* _Task brief_:
Could you print every record below exactly as it appears?

* _Task input_:
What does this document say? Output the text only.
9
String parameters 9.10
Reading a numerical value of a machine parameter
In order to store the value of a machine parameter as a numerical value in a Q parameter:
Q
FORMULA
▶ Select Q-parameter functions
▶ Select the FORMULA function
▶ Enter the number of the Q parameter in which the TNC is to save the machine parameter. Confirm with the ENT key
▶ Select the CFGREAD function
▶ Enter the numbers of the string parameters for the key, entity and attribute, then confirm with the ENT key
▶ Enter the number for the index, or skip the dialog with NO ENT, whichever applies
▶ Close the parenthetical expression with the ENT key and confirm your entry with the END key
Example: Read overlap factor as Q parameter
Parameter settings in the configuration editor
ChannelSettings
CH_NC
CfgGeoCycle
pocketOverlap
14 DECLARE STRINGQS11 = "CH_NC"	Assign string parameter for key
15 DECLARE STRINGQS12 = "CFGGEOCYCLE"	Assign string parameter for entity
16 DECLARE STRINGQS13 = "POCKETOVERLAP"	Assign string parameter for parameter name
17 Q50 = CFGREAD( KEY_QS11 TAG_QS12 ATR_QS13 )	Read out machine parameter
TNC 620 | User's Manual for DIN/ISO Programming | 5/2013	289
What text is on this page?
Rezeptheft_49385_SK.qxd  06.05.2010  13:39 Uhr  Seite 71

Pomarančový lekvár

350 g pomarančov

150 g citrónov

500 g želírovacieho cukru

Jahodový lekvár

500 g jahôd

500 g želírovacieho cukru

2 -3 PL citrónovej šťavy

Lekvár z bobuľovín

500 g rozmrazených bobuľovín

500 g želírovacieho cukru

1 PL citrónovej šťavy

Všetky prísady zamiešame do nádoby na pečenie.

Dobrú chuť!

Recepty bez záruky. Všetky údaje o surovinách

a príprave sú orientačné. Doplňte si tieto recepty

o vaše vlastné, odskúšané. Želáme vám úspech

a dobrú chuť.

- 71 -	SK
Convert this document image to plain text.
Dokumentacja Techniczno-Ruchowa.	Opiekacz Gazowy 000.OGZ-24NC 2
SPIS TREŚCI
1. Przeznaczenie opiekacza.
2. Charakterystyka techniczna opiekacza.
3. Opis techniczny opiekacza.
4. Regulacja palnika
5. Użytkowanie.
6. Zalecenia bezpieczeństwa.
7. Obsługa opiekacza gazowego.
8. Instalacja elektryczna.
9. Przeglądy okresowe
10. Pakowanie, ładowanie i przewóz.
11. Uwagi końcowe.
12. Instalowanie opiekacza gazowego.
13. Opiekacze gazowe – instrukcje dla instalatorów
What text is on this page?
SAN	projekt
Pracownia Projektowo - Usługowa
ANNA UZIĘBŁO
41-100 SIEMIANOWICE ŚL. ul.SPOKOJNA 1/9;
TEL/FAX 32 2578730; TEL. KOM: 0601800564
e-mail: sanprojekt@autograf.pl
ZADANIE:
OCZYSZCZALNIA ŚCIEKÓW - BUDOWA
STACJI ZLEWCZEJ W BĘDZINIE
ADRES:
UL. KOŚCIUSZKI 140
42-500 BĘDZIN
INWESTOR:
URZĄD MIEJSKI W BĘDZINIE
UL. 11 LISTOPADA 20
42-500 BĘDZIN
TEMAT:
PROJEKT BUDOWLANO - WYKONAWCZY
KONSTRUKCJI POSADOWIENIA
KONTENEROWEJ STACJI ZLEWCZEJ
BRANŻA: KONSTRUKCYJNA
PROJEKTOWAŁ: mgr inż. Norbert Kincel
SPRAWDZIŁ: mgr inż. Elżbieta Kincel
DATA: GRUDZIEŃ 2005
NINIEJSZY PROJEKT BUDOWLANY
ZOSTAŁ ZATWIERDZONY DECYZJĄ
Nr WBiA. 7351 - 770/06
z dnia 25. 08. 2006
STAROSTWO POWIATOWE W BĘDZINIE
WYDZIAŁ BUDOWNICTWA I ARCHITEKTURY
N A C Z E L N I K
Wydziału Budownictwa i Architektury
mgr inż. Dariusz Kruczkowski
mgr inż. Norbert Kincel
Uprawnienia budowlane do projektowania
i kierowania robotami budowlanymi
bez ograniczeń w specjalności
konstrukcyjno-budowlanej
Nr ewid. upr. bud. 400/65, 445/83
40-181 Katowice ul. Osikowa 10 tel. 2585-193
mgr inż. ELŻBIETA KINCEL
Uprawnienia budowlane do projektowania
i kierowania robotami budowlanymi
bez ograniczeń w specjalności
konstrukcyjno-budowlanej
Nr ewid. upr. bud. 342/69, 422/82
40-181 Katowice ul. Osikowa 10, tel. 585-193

* _Expected answer_:
What does this document say? Output the text only.
9
String parameters 9.10
Reading a numerical value of a machine parameter
In order to store the value of a machine parameter as a numerical value in a Q parameter:
Q
FORMULA
▶ Select Q-parameter functions
▶ Select the FORMULA function
▶ Enter the number of the Q parameter in which the TNC is to save the machine parameter. Confirm with the ENT key
▶ Select the CFGREAD function
▶ Enter the numbers of the string parameters for the key, entity and attribute, then confirm with the ENT key
▶ Enter the number for the index, or skip the dialog with NO ENT, whichever applies
▶ Close the parenthetical expression with the ENT key and confirm your entry with the END key
Example: Read overlap factor as Q parameter
Parameter settings in the configuration editor
ChannelSettings
CH_NC
CfgGeoCycle
pocketOverlap
14 DECLARE STRINGQS11 = "CH_NC"	Assign string parameter for key
15 DECLARE STRINGQS12 = "CFGGEOCYCLE"	Assign string parameter for entity
16 DECLARE STRINGQS13 = "POCKETOVERLAP"	Assign string parameter for parameter name
17 Q50 = CFGREAD( KEY_QS11 TAG_QS12 ATR_QS13 )	Read out machine parameter
TNC 620 | User's Manual for DIN/ISO Programming | 5/2013	289
What text is on this page?
Rezeptheft_49385_SK.qxd  06.05.2010  13:39 Uhr  Seite 71

Pomarančový lekvár

350 g pomarančov

150 g citrónov

500 g želírovacieho cukru

Jahodový lekvár

500 g jahôd

500 g želírovacieho cukru

2 -3 PL citrónovej šťavy

Lekvár z bobuľovín

500 g rozmrazených bobuľovín

500 g želírovacieho cukru

1 PL citrónovej šťavy

Všetky prísady zamiešame do nádoby na pečenie.

Dobrú chuť!

Recepty bez záruky. Všetky údaje o surovinách

a príprave sú orientačné. Doplňte si tieto recepty

o vaše vlastné, odskúšané. Želáme vám úspech

a dobrú chuť.

- 71 -	SK
Convert this document image to plain text.
Dokumentacja Techniczno-Ruchowa.	Opiekacz Gazowy 000.OGZ-24NC 2
SPIS TREŚCI
1. Przeznaczenie opiekacza.
2. Charakterystyka techniczna opiekacza.
3. Opis techniczny opiekacza.
4. Regulacja palnika
5. Użytkowanie.
6. Zalecenia bezpieczeństwa.
7. Obsługa opiekacza gazowego.
8. Instalacja elektryczna.
9. Przeglądy okresowe
10. Pakowanie, ładowanie i przewóz.
11. Uwagi końcowe.
12. Instalowanie opiekacza gazowego.
13. Opiekacze gazowe – instrukcje dla instalatorów
What text is on this page?
SAN	projekt
Pracownia Projektowo - Usługowa
ANNA UZIĘBŁO
41-100 SIEMIANOWICE ŚL. ul.SPOKOJNA 1/9;
TEL/FAX 32 2578730; TEL. KOM: 0601800564
e-mail: sanprojekt@autograf.pl
ZADANIE:
OCZYSZCZALNIA ŚCIEKÓW - BUDOWA
STACJI ZLEWCZEJ W BĘDZINIE
ADRES:
UL. KOŚCIUSZKI 140
42-500 BĘDZIN
INWESTOR:
URZĄD MIEJSKI W BĘDZINIE
UL. 11 LISTOPADA 20
42-500 BĘDZIN
TEMAT:
PROJEKT BUDOWLANO - WYKONAWCZY
KONSTRUKCJI POSADOWIENIA
KONTENEROWEJ STACJI ZLEWCZEJ
BRANŻA: KONSTRUKCYJNA
PROJEKTOWAŁ: mgr inż. Norbert Kincel
SPRAWDZIŁ: mgr inż. Elżbieta Kincel
DATA: GRUDZIEŃ 2005
NINIEJSZY PROJEKT BUDOWLANY
ZOSTAŁ ZATWIERDZONY DECYZJĄ
Nr WBiA. 7351 - 770/06
z dnia 25. 08. 2006
STAROSTWO POWIATOWE W BĘDZINIE
WYDZIAŁ BUDOWNICTWA I ARCHITEKTURY
N A C Z E L N I K
Wydziału Budownictwa i Architektury
mgr inż. Dariusz Kruczkowski
mgr inż. Norbert Kincel
Uprawnienia budowlane do projektowania
i kierowania robotami budowlanymi
bez ograniczeń w specjalności
konstrukcyjno-budowlanej
Nr ewid. upr. bud. 400/65, 445/83
40-181 Katowice ul. Osikowa 10 tel. 2585-193
mgr inż. ELŻBIETA KINCEL
Uprawnienia budowlane do projektowania
i kierowania robotami budowlanymi
bez ograniczeń w specjalności
konstrukcyjno-budowlanej
Nr ewid. upr. bud. 342/69, 422/82
40-181 Katowice ul. Osikowa 10, tel. 585-193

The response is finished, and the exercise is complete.